------ DATA ENTRIES
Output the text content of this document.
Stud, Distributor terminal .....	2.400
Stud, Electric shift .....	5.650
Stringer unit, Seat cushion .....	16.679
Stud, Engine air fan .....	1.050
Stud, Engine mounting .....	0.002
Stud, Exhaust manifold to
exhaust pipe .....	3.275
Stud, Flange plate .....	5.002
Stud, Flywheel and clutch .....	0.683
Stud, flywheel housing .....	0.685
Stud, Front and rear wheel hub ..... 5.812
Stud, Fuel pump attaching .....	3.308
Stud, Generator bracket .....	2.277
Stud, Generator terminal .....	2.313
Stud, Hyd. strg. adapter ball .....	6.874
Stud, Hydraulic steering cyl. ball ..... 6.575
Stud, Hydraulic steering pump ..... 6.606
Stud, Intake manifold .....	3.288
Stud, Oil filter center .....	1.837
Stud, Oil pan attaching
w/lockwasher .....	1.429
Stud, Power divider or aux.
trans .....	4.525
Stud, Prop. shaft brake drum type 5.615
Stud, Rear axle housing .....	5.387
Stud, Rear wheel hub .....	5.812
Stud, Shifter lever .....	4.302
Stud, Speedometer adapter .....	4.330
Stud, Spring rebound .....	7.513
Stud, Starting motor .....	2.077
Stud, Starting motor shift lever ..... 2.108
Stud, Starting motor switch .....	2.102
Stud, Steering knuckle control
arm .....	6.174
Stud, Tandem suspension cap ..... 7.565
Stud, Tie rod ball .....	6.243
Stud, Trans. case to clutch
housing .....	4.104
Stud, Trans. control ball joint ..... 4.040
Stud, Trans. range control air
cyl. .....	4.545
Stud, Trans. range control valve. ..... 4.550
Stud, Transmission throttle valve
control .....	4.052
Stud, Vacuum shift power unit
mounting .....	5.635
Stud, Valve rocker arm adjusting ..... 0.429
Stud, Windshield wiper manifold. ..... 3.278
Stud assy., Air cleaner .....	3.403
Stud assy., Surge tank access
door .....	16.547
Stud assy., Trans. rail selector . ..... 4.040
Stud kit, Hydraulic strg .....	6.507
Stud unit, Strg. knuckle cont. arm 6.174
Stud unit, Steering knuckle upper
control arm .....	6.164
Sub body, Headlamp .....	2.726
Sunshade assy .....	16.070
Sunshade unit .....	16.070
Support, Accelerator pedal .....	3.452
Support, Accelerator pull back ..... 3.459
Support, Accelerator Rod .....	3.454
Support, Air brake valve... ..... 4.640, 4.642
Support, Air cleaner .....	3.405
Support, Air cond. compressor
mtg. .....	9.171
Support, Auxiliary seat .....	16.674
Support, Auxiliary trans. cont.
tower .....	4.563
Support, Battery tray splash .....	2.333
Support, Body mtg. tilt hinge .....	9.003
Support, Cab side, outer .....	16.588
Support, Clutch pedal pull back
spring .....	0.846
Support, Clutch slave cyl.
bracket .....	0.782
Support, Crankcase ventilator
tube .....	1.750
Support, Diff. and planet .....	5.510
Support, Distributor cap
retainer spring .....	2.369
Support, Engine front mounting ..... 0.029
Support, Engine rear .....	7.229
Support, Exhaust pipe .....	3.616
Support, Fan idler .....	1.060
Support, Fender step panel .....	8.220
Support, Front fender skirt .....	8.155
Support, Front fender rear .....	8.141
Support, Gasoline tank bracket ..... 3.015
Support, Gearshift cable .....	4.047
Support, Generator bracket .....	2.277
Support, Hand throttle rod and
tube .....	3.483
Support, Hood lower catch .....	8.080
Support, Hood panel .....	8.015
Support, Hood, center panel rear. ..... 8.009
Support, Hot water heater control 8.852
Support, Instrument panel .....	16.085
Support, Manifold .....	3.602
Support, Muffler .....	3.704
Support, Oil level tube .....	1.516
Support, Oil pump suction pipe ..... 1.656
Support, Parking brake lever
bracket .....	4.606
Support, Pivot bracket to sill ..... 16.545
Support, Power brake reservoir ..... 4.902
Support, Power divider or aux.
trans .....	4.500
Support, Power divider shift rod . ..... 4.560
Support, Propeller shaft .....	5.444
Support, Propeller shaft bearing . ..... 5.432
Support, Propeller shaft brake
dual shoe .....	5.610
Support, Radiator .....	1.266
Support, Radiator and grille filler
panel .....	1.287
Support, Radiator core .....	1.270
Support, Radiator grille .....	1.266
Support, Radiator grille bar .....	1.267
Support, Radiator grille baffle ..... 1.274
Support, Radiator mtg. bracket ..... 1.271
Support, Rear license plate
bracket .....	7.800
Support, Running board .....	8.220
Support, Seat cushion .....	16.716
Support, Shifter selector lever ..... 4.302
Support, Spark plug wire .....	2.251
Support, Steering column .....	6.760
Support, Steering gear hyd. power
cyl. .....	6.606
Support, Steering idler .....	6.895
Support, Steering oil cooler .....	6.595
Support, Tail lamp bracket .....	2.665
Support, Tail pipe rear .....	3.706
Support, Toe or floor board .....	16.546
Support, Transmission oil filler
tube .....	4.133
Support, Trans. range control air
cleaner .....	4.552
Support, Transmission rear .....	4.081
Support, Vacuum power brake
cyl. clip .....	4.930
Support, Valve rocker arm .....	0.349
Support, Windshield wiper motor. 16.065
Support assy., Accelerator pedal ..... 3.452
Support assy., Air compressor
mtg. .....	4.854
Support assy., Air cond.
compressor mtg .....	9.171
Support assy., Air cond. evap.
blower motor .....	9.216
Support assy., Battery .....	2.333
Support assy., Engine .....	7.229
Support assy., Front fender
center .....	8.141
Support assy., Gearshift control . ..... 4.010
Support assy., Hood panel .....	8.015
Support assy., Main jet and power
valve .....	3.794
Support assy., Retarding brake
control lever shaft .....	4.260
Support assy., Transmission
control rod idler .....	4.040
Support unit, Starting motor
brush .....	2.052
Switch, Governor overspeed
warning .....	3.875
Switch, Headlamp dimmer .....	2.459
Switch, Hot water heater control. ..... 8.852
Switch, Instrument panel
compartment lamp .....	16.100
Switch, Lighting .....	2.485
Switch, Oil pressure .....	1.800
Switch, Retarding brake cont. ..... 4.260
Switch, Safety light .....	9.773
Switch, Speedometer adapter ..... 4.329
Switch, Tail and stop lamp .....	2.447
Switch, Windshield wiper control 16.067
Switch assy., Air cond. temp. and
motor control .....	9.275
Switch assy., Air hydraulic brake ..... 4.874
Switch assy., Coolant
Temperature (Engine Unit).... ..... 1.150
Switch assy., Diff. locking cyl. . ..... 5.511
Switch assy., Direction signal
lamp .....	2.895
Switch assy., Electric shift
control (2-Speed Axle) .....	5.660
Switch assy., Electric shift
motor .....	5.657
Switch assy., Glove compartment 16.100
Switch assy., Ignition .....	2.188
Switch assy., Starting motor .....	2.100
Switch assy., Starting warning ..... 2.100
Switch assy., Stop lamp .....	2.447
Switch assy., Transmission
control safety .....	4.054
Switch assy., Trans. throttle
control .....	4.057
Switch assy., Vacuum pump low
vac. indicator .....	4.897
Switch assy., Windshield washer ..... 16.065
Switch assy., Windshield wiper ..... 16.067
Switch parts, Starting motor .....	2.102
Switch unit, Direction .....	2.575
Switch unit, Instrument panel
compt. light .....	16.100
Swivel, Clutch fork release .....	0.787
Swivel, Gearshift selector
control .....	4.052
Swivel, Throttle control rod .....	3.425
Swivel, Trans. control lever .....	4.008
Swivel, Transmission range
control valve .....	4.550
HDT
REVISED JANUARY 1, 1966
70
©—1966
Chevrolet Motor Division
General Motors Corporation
------------
Repeat the entries above exactly, leaving nothing out.

- [WORKED SOLUTION]:
Output the text content of this document.
Stud, Distributor terminal .....	2.400
Stud, Electric shift .....	5.650
Stringer unit, Seat cushion .....	16.679
Stud, Engine air fan .....	1.050
Stud, Engine mounting .....	0.002
Stud, Exhaust manifold to
exhaust pipe .....	3.275
Stud, Flange plate .....	5.002
Stud, Flywheel and clutch .....	0.683
Stud, flywheel housing .....	0.685
Stud, Front and rear wheel hub ..... 5.812
Stud, Fuel pump attaching .....	3.308
Stud, Generator bracket .....	2.277
Stud, Generator terminal .....	2.313
Stud, Hyd. strg. adapter ball .....	6.874
Stud, Hydraulic steering cyl. ball ..... 6.575
Stud, Hydraulic steering pump ..... 6.606
Stud, Intake manifold .....	3.288
Stud, Oil filter center .....	1.837
Stud, Oil pan attaching
w/lockwasher .....	1.429
Stud, Power divider or aux.
trans .....	4.525
Stud, Prop. shaft brake drum type 5.615
Stud, Rear axle housing .....	5.387
Stud, Rear wheel hub .....	5.812
Stud, Shifter lever .....	4.302
Stud, Speedometer adapter .....	4.330
Stud, Spring rebound .....	7.513
Stud, Starting motor .....	2.077
Stud, Starting motor shift lever ..... 2.108
Stud, Starting motor switch .....	2.102
Stud, Steering knuckle control
arm .....	6.174
Stud, Tandem suspension cap ..... 7.565
Stud, Tie rod ball .....	6.243
Stud, Trans. case to clutch
housing .....	4.104
Stud, Trans. control ball joint ..... 4.040
Stud, Trans. range control air
cyl. .....	4.545
Stud, Trans. range control valve. ..... 4.550
Stud, Transmission throttle valve
control .....	4.052
Stud, Vacuum shift power unit
mounting .....	5.635
Stud, Valve rocker arm adjusting ..... 0.429
Stud, Windshield wiper manifold. ..... 3.278
Stud assy., Air cleaner .....	3.403
Stud assy., Surge tank access
door .....	16.547
Stud assy., Trans. rail selector . ..... 4.040
Stud kit, Hydraulic strg .....	6.507
Stud unit, Strg. knuckle cont. arm 6.174
Stud unit, Steering knuckle upper
control arm .....	6.164
Sub body, Headlamp .....	2.726
Sunshade assy .....	16.070
Sunshade unit .....	16.070
Support, Accelerator pedal .....	3.452
Support, Accelerator pull back ..... 3.459
Support, Accelerator Rod .....	3.454
Support, Air brake valve... ..... 4.640, 4.642
Support, Air cleaner .....	3.405
Support, Air cond. compressor
mtg. .....	9.171
Support, Auxiliary seat .....	16.674
Support, Auxiliary trans. cont.
tower .....	4.563
Support, Battery tray splash .....	2.333
Support, Body mtg. tilt hinge .....	9.003
Support, Cab side, outer .....	16.588
Support, Clutch pedal pull back
spring .....	0.846
Support, Clutch slave cyl.
bracket .....	0.782
Support, Crankcase ventilator
tube .....	1.750
Support, Diff. and planet .....	5.510
Support, Distributor cap
retainer spring .....	2.369
Support, Engine front mounting ..... 0.029
Support, Engine rear .....	7.229
Support, Exhaust pipe .....	3.616
Support, Fan idler .....	1.060
Support, Fender step panel .....	8.220
Support, Front fender skirt .....	8.155
Support, Front fender rear .....	8.141
Support, Gasoline tank bracket ..... 3.015
Support, Gearshift cable .....	4.047
Support, Generator bracket .....	2.277
Support, Hand throttle rod and
tube .....	3.483
Support, Hood lower catch .....	8.080
Support, Hood panel .....	8.015
Support, Hood, center panel rear. ..... 8.009
Support, Hot water heater control 8.852
Support, Instrument panel .....	16.085
Support, Manifold .....	3.602
Support, Muffler .....	3.704
Support, Oil level tube .....	1.516
Support, Oil pump suction pipe ..... 1.656
Support, Parking brake lever
bracket .....	4.606
Support, Pivot bracket to sill ..... 16.545
Support, Power brake reservoir ..... 4.902
Support, Power divider or aux.
trans .....	4.500
Support, Power divider shift rod . ..... 4.560
Support, Propeller shaft .....	5.444
Support, Propeller shaft bearing . ..... 5.432
Support, Propeller shaft brake
dual shoe .....	5.610
Support, Radiator .....	1.266
Support, Radiator and grille filler
panel .....	1.287
Support, Radiator core .....	1.270
Support, Radiator grille .....	1.266
Support, Radiator grille bar .....	1.267
Support, Radiator grille baffle ..... 1.274
Support, Radiator mtg. bracket ..... 1.271
Support, Rear license plate
bracket .....	7.800
Support, Running board .....	8.220
Support, Seat cushion .....	16.716
Support, Shifter selector lever ..... 4.302
Support, Spark plug wire .....	2.251
Support, Steering column .....	6.760
Support, Steering gear hyd. power
cyl. .....	6.606
Support, Steering idler .....	6.895
Support, Steering oil cooler .....	6.595
Support, Tail lamp bracket .....	2.665
Support, Tail pipe rear .....	3.706
Support, Toe or floor board .....	16.546
Support, Transmission oil filler
tube .....	4.133
Support, Trans. range control air
cleaner .....	4.552
Support, Transmission rear .....	4.081
Support, Vacuum power brake
cyl. clip .....	4.930
Support, Valve rocker arm .....	0.349
Support, Windshield wiper motor. 16.065
Support assy., Accelerator pedal ..... 3.452
Support assy., Air compressor
mtg. .....	4.854
Support assy., Air cond.
compressor mtg .....	9.171
Support assy., Air cond. evap.
blower motor .....	9.216
Support assy., Battery .....	2.333
Support assy., Engine .....	7.229
Support assy., Front fender
center .....	8.141
Support assy., Gearshift control . ..... 4.010
Support assy., Hood panel .....	8.015
Support assy., Main jet and power
valve .....	3.794
Support assy., Retarding brake
control lever shaft .....	4.260
Support assy., Transmission
control rod idler .....	4.040
Support unit, Starting motor
brush .....	2.052
Switch, Governor overspeed
warning .....	3.875
Switch, Headlamp dimmer .....	2.459
Switch, Hot water heater control. ..... 8.852
Switch, Instrument panel
compartment lamp .....	16.100
Switch, Lighting .....	2.485
Switch, Oil pressure .....	1.800
Switch, Retarding brake cont. ..... 4.260
Switch, Safety light .....	9.773
Switch, Speedometer adapter ..... 4.329
Switch, Tail and stop lamp .....	2.447
Switch, Windshield wiper control 16.067
Switch assy., Air cond. temp. and
motor control .....	9.275
Switch assy., Air hydraulic brake ..... 4.874
Switch assy., Coolant
Temperature (Engine Unit).... ..... 1.150
Switch assy., Diff. locking cyl. . ..... 5.511
Switch assy., Direction signal
lamp .....	2.895
Switch assy., Electric shift
control (2-Speed Axle) .....	5.660
Switch assy., Electric shift
motor .....	5.657
Switch assy., Glove compartment 16.100
Switch assy., Ignition .....	2.188
Switch assy., Starting motor .....	2.100
Switch assy., Starting warning ..... 2.100
Switch assy., Stop lamp .....	2.447
Switch assy., Transmission
control safety .....	4.054
Switch assy., Trans. throttle
control .....	4.057
Switch assy., Vacuum pump low
vac. indicator .....	4.897
Switch assy., Windshield washer ..... 16.065
Switch assy., Windshield wiper ..... 16.067
Switch parts, Starting motor .....	2.102
Switch unit, Direction .....	2.575
Switch unit, Instrument panel
compt. light .....	16.100
Swivel, Clutch fork release .....	0.787
Swivel, Gearshift selector
control .....	4.052
Swivel, Throttle control rod .....	3.425
Swivel, Trans. control lever .....	4.008
Swivel, Transmission range
control valve .....	4.550
HDT
REVISED JANUARY 1, 1966
70
©—1966
Chevrolet Motor Division
General Motors Corporation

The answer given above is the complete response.